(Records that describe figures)
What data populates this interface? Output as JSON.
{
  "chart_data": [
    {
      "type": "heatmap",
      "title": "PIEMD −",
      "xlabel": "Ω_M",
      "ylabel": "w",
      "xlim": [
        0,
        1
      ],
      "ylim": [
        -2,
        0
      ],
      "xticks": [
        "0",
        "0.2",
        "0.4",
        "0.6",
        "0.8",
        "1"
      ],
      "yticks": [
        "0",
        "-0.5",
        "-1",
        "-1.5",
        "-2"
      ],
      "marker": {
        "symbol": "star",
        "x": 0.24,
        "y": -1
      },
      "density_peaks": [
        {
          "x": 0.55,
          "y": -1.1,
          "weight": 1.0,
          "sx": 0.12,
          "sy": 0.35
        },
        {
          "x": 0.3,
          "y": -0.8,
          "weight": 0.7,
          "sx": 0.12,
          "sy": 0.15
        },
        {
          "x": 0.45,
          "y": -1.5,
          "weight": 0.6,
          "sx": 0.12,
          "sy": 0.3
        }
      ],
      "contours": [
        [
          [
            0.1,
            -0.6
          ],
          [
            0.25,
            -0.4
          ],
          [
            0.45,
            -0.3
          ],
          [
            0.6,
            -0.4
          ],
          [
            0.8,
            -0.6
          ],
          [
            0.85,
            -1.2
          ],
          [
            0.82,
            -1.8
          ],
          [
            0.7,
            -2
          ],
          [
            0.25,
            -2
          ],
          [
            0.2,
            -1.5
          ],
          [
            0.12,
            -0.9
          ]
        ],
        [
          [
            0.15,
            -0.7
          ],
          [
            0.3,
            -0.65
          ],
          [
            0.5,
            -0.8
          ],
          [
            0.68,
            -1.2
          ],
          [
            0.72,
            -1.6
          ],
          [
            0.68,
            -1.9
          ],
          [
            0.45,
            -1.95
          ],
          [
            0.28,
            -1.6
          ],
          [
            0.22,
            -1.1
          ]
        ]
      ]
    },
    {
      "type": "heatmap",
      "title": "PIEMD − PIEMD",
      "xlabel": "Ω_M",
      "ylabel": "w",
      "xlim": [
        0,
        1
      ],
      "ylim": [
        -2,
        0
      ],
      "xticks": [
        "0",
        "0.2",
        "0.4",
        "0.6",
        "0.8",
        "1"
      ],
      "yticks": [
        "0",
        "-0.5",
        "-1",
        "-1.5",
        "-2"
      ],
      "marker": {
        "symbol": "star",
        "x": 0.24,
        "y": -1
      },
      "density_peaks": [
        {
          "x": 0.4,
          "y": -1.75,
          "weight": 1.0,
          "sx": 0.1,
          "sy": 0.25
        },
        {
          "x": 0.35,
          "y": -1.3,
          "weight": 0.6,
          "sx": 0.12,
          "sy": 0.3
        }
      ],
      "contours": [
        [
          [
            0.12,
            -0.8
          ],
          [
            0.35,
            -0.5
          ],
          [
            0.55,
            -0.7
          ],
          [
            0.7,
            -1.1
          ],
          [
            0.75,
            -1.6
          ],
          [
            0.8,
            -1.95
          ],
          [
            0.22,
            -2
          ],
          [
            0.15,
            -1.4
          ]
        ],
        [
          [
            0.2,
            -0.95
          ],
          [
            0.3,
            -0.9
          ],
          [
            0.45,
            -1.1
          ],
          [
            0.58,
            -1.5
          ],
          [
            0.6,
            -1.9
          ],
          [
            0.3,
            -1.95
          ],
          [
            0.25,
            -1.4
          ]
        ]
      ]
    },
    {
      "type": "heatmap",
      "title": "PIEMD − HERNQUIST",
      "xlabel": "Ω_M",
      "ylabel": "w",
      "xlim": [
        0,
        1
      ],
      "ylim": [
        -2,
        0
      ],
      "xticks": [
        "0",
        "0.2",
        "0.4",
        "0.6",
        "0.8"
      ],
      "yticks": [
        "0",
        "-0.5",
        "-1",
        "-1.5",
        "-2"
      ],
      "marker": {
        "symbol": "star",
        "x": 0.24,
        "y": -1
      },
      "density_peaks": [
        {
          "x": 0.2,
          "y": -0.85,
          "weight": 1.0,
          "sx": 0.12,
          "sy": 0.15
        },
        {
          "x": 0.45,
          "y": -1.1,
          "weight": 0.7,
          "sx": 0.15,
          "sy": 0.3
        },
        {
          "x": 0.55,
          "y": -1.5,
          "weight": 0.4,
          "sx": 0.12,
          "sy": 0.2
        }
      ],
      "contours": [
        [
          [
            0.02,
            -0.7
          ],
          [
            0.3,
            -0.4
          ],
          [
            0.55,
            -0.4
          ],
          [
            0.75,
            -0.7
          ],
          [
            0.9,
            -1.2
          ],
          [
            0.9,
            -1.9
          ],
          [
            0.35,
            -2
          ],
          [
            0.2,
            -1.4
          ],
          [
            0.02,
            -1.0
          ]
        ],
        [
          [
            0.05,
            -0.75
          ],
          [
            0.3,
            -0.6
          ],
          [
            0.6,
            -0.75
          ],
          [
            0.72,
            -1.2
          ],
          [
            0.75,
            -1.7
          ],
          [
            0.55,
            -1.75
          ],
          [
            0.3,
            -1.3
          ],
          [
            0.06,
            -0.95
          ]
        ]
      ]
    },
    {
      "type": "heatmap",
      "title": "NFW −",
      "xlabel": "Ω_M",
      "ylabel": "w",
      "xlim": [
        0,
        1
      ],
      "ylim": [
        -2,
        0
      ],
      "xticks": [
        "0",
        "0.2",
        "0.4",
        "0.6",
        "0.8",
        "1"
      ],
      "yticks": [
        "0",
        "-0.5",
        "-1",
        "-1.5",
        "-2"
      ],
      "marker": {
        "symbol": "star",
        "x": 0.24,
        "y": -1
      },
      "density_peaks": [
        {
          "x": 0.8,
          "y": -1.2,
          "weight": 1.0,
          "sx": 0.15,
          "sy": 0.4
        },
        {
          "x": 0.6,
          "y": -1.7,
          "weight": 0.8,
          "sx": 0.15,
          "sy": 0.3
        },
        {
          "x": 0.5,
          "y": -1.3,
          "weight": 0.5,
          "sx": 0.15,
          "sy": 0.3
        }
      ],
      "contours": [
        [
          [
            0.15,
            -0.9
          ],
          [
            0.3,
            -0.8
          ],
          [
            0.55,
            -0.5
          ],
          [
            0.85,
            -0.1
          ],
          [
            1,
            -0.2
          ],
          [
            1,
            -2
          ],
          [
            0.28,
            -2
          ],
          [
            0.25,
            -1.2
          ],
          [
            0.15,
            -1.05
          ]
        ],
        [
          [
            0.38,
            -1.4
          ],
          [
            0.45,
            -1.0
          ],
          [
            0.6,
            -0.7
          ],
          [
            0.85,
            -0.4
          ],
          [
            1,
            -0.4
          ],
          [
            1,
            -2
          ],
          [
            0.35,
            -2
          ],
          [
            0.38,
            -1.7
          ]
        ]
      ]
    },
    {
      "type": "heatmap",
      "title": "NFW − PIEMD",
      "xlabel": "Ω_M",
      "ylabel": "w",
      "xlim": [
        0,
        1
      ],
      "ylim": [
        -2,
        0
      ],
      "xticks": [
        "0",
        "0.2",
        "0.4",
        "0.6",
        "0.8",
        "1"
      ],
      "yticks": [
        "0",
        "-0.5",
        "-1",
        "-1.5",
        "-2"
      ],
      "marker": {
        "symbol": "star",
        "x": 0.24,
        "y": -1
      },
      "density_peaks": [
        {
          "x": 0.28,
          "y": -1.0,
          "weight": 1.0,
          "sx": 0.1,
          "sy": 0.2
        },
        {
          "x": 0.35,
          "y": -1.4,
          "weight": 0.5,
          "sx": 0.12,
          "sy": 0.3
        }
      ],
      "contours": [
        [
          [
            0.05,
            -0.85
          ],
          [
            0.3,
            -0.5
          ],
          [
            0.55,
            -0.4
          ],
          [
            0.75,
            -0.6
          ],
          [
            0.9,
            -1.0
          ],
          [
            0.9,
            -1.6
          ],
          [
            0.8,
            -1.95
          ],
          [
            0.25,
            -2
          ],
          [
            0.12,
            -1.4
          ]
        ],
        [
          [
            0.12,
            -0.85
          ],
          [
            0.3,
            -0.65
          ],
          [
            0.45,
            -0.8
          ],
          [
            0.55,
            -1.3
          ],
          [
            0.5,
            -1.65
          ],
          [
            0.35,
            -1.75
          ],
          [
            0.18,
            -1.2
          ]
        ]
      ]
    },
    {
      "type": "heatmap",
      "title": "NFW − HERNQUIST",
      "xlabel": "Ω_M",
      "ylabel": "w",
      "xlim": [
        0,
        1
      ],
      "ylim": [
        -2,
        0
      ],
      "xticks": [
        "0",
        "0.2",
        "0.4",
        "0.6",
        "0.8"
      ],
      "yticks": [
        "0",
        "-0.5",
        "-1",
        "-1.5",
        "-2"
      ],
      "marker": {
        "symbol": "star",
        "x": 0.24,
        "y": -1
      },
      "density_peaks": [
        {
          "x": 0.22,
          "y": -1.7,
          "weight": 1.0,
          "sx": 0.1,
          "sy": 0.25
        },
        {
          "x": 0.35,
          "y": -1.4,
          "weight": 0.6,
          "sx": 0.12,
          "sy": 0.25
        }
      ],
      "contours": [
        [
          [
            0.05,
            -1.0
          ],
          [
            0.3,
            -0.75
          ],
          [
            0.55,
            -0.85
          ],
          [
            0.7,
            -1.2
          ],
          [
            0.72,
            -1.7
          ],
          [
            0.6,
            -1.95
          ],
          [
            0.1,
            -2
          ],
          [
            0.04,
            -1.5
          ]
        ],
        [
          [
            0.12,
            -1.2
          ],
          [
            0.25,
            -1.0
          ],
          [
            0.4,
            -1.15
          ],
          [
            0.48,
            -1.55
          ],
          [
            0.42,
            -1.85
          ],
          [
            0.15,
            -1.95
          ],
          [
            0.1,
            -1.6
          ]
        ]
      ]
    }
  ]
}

STATED EXERCISE.
Pick out every line with the string "HERNQUIST" and copy it.

CORRECT OUTPUT.
      "title": "PIEMD − HERNQUIST",
      "title": "NFW − HERNQUIST",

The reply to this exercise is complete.